[Start Provided material]
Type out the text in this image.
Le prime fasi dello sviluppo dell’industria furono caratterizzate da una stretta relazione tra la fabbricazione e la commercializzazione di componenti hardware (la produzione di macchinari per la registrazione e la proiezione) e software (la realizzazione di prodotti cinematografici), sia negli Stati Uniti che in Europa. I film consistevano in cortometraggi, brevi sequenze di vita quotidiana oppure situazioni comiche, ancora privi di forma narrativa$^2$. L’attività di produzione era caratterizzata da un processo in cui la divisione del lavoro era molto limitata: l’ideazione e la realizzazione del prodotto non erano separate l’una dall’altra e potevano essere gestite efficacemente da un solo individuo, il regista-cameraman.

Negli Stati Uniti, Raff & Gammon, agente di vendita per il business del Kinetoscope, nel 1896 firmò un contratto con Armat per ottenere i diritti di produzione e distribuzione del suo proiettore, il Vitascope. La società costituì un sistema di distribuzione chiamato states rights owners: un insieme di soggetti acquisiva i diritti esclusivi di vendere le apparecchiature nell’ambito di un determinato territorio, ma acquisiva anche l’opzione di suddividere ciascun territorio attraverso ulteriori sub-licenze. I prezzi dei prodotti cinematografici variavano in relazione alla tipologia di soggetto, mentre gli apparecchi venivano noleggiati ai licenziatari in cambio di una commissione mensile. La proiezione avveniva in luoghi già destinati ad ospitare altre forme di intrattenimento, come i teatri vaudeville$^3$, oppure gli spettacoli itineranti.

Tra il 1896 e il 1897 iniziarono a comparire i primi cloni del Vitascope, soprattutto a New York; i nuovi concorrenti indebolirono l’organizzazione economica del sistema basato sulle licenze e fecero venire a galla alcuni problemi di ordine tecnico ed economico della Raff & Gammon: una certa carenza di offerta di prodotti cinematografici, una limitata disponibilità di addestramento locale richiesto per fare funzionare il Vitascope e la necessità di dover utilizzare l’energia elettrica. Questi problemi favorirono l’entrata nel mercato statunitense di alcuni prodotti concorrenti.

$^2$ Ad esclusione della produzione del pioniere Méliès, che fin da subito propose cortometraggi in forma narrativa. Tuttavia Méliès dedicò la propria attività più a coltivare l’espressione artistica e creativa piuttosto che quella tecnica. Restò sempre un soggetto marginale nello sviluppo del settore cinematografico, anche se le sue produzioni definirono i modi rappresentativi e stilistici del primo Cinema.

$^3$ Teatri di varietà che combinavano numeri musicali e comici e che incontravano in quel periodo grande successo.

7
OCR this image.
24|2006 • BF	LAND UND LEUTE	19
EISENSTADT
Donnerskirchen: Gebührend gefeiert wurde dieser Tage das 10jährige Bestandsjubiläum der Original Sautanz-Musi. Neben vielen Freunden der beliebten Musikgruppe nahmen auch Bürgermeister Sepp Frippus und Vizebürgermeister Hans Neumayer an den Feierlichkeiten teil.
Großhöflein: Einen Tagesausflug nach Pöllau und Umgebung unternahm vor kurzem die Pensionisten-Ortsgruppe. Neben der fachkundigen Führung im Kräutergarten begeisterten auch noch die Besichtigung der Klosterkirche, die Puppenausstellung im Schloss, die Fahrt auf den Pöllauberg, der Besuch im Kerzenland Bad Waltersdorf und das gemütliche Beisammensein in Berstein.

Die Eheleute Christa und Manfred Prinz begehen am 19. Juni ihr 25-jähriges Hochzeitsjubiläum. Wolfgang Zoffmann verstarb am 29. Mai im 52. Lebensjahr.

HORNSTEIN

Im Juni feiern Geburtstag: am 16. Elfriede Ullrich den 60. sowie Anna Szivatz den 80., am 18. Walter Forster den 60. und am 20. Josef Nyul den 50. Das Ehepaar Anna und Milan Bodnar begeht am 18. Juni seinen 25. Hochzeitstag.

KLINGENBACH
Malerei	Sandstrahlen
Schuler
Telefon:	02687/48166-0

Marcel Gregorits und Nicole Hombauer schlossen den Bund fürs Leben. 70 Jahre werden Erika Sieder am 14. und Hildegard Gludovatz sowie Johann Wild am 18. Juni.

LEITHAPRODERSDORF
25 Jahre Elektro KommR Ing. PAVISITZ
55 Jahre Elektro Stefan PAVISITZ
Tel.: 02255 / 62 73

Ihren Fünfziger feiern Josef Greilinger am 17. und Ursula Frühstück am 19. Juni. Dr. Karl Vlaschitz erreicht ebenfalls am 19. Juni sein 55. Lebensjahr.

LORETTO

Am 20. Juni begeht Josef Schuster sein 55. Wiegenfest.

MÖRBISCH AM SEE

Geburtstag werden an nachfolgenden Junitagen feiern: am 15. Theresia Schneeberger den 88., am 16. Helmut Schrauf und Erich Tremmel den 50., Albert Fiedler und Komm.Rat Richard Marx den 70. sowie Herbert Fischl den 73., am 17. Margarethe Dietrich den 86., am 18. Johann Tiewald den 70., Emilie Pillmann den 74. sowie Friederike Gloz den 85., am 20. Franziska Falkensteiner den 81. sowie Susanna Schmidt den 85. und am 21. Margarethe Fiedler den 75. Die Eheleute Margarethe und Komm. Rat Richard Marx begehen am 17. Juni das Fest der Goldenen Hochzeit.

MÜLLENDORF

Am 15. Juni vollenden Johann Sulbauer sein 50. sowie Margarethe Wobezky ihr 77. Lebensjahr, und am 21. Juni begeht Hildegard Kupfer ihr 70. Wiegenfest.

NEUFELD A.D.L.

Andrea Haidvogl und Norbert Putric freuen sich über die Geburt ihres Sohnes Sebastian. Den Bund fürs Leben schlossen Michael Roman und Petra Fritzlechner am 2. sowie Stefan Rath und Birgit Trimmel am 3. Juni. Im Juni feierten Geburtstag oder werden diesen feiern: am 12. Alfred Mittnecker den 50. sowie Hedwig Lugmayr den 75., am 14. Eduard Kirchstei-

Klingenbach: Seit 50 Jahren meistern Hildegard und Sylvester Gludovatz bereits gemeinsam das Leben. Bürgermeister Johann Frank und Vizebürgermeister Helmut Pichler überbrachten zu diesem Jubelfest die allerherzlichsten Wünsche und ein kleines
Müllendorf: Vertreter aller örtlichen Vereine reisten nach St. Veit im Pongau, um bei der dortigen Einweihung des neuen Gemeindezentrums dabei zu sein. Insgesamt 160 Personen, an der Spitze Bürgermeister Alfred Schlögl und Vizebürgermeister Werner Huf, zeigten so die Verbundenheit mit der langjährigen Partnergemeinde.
[End Provided material]
# Required work:
From the data above, pick out each line containing "this" and copy it.

# Reply to the exercise:
Type out the text in this image.
OCR this image.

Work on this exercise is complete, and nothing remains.